== TASK DETAILS ==
Copy out every record precisely.

Stored items
## BEGIN
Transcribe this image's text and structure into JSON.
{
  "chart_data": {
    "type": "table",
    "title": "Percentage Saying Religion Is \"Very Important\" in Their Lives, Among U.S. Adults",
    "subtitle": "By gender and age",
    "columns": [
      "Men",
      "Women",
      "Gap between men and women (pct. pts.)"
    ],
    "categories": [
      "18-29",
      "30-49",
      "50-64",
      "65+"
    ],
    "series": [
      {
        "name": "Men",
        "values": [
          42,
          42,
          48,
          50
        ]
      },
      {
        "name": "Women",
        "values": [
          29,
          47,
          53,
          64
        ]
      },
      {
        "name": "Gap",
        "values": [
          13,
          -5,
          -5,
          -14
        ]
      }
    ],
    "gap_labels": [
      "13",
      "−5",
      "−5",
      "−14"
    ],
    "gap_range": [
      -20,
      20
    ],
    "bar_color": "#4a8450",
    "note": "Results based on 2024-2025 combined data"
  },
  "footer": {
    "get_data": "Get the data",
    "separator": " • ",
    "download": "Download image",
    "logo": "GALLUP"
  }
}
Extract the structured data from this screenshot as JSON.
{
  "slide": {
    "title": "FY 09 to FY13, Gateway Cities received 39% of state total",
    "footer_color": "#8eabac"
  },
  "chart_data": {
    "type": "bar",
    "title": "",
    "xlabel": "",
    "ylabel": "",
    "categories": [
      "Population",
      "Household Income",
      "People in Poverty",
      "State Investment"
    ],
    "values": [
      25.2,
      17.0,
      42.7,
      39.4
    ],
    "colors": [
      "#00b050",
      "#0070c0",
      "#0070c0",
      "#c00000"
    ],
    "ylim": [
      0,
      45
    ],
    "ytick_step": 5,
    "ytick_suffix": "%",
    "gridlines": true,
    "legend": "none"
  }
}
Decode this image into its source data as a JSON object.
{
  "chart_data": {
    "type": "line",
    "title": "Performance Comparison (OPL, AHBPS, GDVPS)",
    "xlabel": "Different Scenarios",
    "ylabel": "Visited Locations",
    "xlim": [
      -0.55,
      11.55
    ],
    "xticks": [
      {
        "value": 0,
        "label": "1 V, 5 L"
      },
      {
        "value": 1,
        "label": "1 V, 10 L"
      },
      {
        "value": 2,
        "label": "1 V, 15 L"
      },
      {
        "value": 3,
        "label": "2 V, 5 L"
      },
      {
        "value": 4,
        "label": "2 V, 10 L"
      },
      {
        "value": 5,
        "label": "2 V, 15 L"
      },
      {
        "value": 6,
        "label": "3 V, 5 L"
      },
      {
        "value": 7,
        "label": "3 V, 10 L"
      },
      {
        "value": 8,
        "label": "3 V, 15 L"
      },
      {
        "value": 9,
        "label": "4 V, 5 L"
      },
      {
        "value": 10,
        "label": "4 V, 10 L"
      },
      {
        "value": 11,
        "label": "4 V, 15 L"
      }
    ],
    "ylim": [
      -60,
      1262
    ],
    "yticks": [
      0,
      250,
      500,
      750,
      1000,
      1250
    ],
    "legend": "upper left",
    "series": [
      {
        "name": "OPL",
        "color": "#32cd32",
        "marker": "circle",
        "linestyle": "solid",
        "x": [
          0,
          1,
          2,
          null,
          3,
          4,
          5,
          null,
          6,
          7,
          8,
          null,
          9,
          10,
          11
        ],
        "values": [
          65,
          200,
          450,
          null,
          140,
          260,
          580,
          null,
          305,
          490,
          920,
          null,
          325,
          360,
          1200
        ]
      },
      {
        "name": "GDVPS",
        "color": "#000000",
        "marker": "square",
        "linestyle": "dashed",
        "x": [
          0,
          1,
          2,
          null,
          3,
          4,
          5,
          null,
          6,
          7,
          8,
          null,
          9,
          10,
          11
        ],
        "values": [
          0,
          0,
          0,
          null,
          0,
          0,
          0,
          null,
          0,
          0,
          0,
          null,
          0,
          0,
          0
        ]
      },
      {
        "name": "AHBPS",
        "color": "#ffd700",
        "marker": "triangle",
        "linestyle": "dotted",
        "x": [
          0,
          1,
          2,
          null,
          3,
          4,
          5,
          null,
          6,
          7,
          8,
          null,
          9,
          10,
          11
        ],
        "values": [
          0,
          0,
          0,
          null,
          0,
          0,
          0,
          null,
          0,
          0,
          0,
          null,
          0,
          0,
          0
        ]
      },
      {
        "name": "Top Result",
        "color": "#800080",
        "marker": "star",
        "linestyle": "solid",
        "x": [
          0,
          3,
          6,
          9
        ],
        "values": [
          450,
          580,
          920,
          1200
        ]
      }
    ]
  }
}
## END
== RESULT OF THE EXERCISE ==
Transcribe this image's text and structure into JSON.
{
  "chart_data": {
    "type": "table",
    "title": "Percentage Saying Religion Is \"Very Important\" in Their Lives, Among U.S. Adults",
    "subtitle": "By gender and age",
    "columns": [
      "Men",
      "Women",
      "Gap between men and women (pct. pts.)"
    ],
    "categories": [
      "18-29",
      "30-49",
      "50-64",
      "65+"
    ],
    "series": [
      {
        "name": "Men",
        "values": [
          42,
          42,
          48,
          50
        ]
      },
      {
        "name": "Women",
        "values": [
          29,
          47,
          53,
          64
        ]
      },
      {
        "name": "Gap",
        "values": [
          13,
          -5,
          -5,
          -14
        ]
      }
    ],
    "gap_labels": [
      "13",
      "−5",
      "−5",
      "−14"
    ],
    "gap_range": [
      -20,
      20
    ],
    "bar_color": "#4a8450",
    "note": "Results based on 2024-2025 combined data"
  },
  "footer": {
    "get_data": "Get the data",
    "separator": " • ",
    "download": "Download image",
    "logo": "GALLUP"
  }
}
Extract the structured data from this screenshot as JSON.
{
  "slide": {
    "title": "FY 09 to FY13, Gateway Cities received 39% of state total",
    "footer_color": "#8eabac"
  },
  "chart_data": {
    "type": "bar",
    "title": "",
    "xlabel": "",
    "ylabel": "",
    "categories": [
      "Population",
      "Household Income",
      "People in Poverty",
      "State Investment"
    ],
    "values": [
      25.2,
      17.0,
      42.7,
      39.4
    ],
    "colors": [
      "#00b050",
      "#0070c0",
      "#0070c0",
      "#c00000"
    ],
    "ylim": [
      0,
      45
    ],
    "ytick_step": 5,
    "ytick_suffix": "%",
    "gridlines": true,
    "legend": "none"
  }
}
Decode this image into its source data as a JSON object.
{
  "chart_data": {
    "type": "line",
    "title": "Performance Comparison (OPL, AHBPS, GDVPS)",
    "xlabel": "Different Scenarios",
    "ylabel": "Visited Locations",
    "xlim": [
      -0.55,
      11.55
    ],
    "xticks": [
      {
        "value": 0,
        "label": "1 V, 5 L"
      },
      {
        "value": 1,
        "label": "1 V, 10 L"
      },
      {
        "value": 2,
        "label": "1 V, 15 L"
      },
      {
        "value": 3,
        "label": "2 V, 5 L"
      },
      {
        "value": 4,
        "label": "2 V, 10 L"
      },
      {
        "value": 5,
        "label": "2 V, 15 L"
      },
      {
        "value": 6,
        "label": "3 V, 5 L"
      },
      {
        "value": 7,
        "label": "3 V, 10 L"
      },
      {
        "value": 8,
        "label": "3 V, 15 L"
      },
      {
        "value": 9,
        "label": "4 V, 5 L"
      },
      {
        "value": 10,
        "label": "4 V, 10 L"
      },
      {
        "value": 11,
        "label": "4 V, 15 L"
      }
    ],
    "ylim": [
      -60,
      1262
    ],
    "yticks": [
      0,
      250,
      500,
      750,
      1000,
      1250
    ],
    "legend": "upper left",
    "series": [
      {
        "name": "OPL",
        "color": "#32cd32",
        "marker": "circle",
        "linestyle": "solid",
        "x": [
          0,
          1,
          2,
          null,
          3,
          4,
          5,
          null,
          6,
          7,
          8,
          null,
          9,
          10,
          11
        ],
        "values": [
          65,
          200,
          450,
          null,
          140,
          260,
          580,
          null,
          305,
          490,
          920,
          null,
          325,
          360,
          1200
        ]
      },
      {
        "name": "GDVPS",
        "color": "#000000",
        "marker": "square",
        "linestyle": "dashed",
        "x": [
          0,
          1,
          2,
          null,
          3,
          4,
          5,
          null,
          6,
          7,
          8,
          null,
          9,
          10,
          11
        ],
        "values": [
          0,
          0,
          0,
          null,
          0,
          0,
          0,
          null,
          0,
          0,
          0,
          null,
          0,
          0,
          0
        ]
      },
      {
        "name": "AHBPS",
        "color": "#ffd700",
        "marker": "triangle",
        "linestyle": "dotted",
        "x": [
          0,
          1,
          2,
          null,
          3,
          4,
          5,
          null,
          6,
          7,
          8,
          null,
          9,
          10,
          11
        ],
        "values": [
          0,
          0,
          0,
          null,
          0,
          0,
          0,
          null,
          0,
          0,
          0,
          null,
          0,
          0,
          0
        ]
      },
      {
        "name": "Top Result",
        "color": "#800080",
        "marker": "star",
        "linestyle": "solid",
        "x": [
          0,
          3,
          6,
          9
        ],
        "values": [
          450,
          580,
          920,
          1200
        ]
      }
    ]
  }
}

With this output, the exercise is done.